* **DIRECTION**
Set down each entry from the block beneath, exactly as written.

* **MATERIALS PROVIDED**
#####

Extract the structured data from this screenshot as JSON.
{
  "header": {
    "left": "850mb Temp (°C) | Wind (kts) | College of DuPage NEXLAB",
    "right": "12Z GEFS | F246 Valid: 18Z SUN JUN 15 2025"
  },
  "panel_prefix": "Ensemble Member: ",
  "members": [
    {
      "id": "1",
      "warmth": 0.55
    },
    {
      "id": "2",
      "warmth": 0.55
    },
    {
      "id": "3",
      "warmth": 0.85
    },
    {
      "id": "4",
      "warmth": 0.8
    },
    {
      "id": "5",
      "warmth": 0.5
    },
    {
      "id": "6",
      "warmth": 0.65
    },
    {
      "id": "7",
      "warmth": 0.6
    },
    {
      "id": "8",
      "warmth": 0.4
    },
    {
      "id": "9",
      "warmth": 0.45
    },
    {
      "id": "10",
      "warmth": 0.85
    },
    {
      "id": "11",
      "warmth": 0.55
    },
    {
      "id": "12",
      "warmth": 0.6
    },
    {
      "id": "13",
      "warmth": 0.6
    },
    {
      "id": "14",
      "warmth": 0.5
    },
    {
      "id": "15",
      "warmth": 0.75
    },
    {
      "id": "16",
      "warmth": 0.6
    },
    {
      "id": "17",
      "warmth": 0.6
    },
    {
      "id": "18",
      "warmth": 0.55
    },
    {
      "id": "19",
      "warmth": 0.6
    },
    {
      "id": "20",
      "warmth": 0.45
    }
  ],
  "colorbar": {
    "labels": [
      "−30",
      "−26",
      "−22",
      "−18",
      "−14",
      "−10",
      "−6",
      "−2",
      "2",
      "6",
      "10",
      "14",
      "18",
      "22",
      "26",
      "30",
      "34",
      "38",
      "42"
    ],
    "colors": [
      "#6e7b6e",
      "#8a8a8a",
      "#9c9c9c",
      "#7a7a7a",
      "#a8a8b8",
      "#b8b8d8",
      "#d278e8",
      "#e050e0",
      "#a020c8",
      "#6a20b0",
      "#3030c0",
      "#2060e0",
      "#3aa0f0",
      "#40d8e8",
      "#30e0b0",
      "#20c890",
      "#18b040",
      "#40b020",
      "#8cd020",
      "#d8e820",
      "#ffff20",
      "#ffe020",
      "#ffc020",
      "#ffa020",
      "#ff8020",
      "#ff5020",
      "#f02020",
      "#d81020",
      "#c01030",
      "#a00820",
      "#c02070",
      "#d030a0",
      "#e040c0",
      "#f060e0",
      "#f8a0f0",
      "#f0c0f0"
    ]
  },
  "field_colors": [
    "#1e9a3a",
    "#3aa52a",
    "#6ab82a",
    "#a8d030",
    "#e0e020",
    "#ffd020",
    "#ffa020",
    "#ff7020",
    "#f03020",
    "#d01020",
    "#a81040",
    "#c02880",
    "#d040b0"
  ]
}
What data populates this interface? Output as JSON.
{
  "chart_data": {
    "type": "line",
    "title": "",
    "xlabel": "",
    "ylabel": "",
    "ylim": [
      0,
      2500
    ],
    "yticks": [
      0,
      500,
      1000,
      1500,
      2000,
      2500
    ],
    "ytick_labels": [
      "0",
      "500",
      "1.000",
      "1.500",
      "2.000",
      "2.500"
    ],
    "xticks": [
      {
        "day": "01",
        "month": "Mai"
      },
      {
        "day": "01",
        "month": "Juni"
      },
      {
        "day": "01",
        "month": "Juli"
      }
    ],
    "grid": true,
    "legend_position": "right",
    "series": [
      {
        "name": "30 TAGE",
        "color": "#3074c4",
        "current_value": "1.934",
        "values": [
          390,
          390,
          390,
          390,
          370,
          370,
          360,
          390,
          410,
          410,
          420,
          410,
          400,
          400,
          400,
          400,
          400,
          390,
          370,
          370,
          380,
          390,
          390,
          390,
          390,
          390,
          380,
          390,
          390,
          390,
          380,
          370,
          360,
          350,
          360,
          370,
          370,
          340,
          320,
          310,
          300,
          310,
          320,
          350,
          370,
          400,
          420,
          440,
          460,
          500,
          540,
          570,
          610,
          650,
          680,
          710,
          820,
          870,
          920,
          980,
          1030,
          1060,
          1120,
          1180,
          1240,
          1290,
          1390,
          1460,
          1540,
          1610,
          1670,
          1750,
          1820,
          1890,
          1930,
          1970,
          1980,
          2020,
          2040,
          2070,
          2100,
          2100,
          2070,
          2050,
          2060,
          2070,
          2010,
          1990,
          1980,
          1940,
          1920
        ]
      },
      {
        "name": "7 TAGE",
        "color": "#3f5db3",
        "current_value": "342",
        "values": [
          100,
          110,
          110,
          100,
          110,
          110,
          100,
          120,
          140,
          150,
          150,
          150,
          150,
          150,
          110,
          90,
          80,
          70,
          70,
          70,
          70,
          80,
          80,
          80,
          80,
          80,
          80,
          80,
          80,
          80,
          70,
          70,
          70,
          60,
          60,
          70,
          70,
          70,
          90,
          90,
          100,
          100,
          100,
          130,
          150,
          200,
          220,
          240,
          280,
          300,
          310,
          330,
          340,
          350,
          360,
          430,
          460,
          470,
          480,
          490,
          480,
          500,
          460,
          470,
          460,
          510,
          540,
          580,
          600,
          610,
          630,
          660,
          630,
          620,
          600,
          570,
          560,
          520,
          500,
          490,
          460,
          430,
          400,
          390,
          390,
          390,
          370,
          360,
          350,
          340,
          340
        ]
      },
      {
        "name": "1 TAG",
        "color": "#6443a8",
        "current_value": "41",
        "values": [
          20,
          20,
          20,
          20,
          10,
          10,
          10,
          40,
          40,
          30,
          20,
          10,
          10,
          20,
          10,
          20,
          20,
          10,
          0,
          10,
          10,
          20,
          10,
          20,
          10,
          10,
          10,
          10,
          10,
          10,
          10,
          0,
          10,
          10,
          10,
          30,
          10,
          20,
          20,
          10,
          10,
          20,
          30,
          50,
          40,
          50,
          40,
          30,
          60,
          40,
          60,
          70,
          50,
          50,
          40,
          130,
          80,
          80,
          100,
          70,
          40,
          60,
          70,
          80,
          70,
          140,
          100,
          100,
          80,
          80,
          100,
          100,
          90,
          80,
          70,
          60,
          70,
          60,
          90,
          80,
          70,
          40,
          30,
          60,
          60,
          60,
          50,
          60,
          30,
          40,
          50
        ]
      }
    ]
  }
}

#####

* **SOLVED EXERCISE**
Extract the structured data from this screenshot as JSON.
{
  "header": {
    "left": "850mb Temp (°C) | Wind (kts) | College of DuPage NEXLAB",
    "right": "12Z GEFS | F246 Valid: 18Z SUN JUN 15 2025"
  },
  "panel_prefix": "Ensemble Member: ",
  "members": [
    {
      "id": "1",
      "warmth": 0.55
    },
    {
      "id": "2",
      "warmth": 0.55
    },
    {
      "id": "3",
      "warmth": 0.85
    },
    {
      "id": "4",
      "warmth": 0.8
    },
    {
      "id": "5",
      "warmth": 0.5
    },
    {
      "id": "6",
      "warmth": 0.65
    },
    {
      "id": "7",
      "warmth": 0.6
    },
    {
      "id": "8",
      "warmth": 0.4
    },
    {
      "id": "9",
      "warmth": 0.45
    },
    {
      "id": "10",
      "warmth": 0.85
    },
    {
      "id": "11",
      "warmth": 0.55
    },
    {
      "id": "12",
      "warmth": 0.6
    },
    {
      "id": "13",
      "warmth": 0.6
    },
    {
      "id": "14",
      "warmth": 0.5
    },
    {
      "id": "15",
      "warmth": 0.75
    },
    {
      "id": "16",
      "warmth": 0.6
    },
    {
      "id": "17",
      "warmth": 0.6
    },
    {
      "id": "18",
      "warmth": 0.55
    },
    {
      "id": "19",
      "warmth": 0.6
    },
    {
      "id": "20",
      "warmth": 0.45
    }
  ],
  "colorbar": {
    "labels": [
      "−30",
      "−26",
      "−22",
      "−18",
      "−14",
      "−10",
      "−6",
      "−2",
      "2",
      "6",
      "10",
      "14",
      "18",
      "22",
      "26",
      "30",
      "34",
      "38",
      "42"
    ],
    "colors": [
      "#6e7b6e",
      "#8a8a8a",
      "#9c9c9c",
      "#7a7a7a",
      "#a8a8b8",
      "#b8b8d8",
      "#d278e8",
      "#e050e0",
      "#a020c8",
      "#6a20b0",
      "#3030c0",
      "#2060e0",
      "#3aa0f0",
      "#40d8e8",
      "#30e0b0",
      "#20c890",
      "#18b040",
      "#40b020",
      "#8cd020",
      "#d8e820",
      "#ffff20",
      "#ffe020",
      "#ffc020",
      "#ffa020",
      "#ff8020",
      "#ff5020",
      "#f02020",
      "#d81020",
      "#c01030",
      "#a00820",
      "#c02070",
      "#d030a0",
      "#e040c0",
      "#f060e0",
      "#f8a0f0",
      "#f0c0f0"
    ]
  },
  "field_colors": [
    "#1e9a3a",
    "#3aa52a",
    "#6ab82a",
    "#a8d030",
    "#e0e020",
    "#ffd020",
    "#ffa020",
    "#ff7020",
    "#f03020",
    "#d01020",
    "#a81040",
    "#c02880",
    "#d040b0"
  ]
}
What data populates this interface? Output as JSON.
{
  "chart_data": {
    "type": "line",
    "title": "",
    "xlabel": "",
    "ylabel": "",
    "ylim": [
      0,
      2500
    ],
    "yticks": [
      0,
      500,
      1000,
      1500,
      2000,
      2500
    ],
    "ytick_labels": [
      "0",
      "500",
      "1.000",
      "1.500",
      "2.000",
      "2.500"
    ],
    "xticks": [
      {
        "day": "01",
        "month": "Mai"
      },
      {
        "day": "01",
        "month": "Juni"
      },
      {
        "day": "01",
        "month": "Juli"
      }
    ],
    "grid": true,
    "legend_position": "right",
    "series": [
      {
        "name": "30 TAGE",
        "color": "#3074c4",
        "current_value": "1.934",
        "values": [
          390,
          390,
          390,
          390,
          370,
          370,
          360,
          390,
          410,
          410,
          420,
          410,
          400,
          400,
          400,
          400,
          400,
          390,
          370,
          370,
          380,
          390,
          390,
          390,
          390,
          390,
          380,
          390,
          390,
          390,
          380,
          370,
          360,
          350,
          360,
          370,
          370,
          340,
          320,
          310,
          300,
          310,
          320,
          350,
          370,
          400,
          420,
          440,
          460,
          500,
          540,
          570,
          610,
          650,
          680,
          710,
          820,
          870,
          920,
          980,
          1030,
          1060,
          1120,
          1180,
          1240,
          1290,
          1390,
          1460,
          1540,
          1610,
          1670,
          1750,
          1820,
          1890,
          1930,
          1970,
          1980,
          2020,
          2040,
          2070,
          2100,
          2100,
          2070,
          2050,
          2060,
          2070,
          2010,
          1990,
          1980,
          1940,
          1920
        ]
      },
      {
        "name": "7 TAGE",
        "color": "#3f5db3",
        "current_value": "342",
        "values": [
          100,
          110,
          110,
          100,
          110,
          110,
          100,
          120,
          140,
          150,
          150,
          150,
          150,
          150,
          110,
          90,
          80,
          70,
          70,
          70,
          70,
          80,
          80,
          80,
          80,
          80,
          80,
          80,
          80,
          80,
          70,
          70,
          70,
          60,
          60,
          70,
          70,
          70,
          90,
          90,
          100,
          100,
          100,
          130,
          150,
          200,
          220,
          240,
          280,
          300,
          310,
          330,
          340,
          350,
          360,
          430,
          460,
          470,
          480,
          490,
          480,
          500,
          460,
          470,
          460,
          510,
          540,
          580,
          600,
          610,
          630,
          660,
          630,
          620,
          600,
          570,
          560,
          520,
          500,
          490,
          460,
          430,
          400,
          390,
          390,
          390,
          370,
          360,
          350,
          340,
          340
        ]
      },
      {
        "name": "1 TAG",
        "color": "#6443a8",
        "current_value": "41",
        "values": [
          20,
          20,
          20,
          20,
          10,
          10,
          10,
          40,
          40,
          30,
          20,
          10,
          10,
          20,
          10,
          20,
          20,
          10,
          0,
          10,
          10,
          20,
          10,
          20,
          10,
          10,
          10,
          10,
          10,
          10,
          10,
          0,
          10,
          10,
          10,
          30,
          10,
          20,
          20,
          10,
          10,
          20,
          30,
          50,
          40,
          50,
          40,
          30,
          60,
          40,
          60,
          70,
          50,
          50,
          40,
          130,
          80,
          80,
          100,
          70,
          40,
          60,
          70,
          80,
          70,
          140,
          100,
          100,
          80,
          80,
          100,
          100,
          90,
          80,
          70,
          60,
          70,
          60,
          90,
          80,
          70,
          40,
          30,
          60,
          60,
          60,
          50,
          60,
          30,
          40,
          50
        ]
      }
    ]
  }
}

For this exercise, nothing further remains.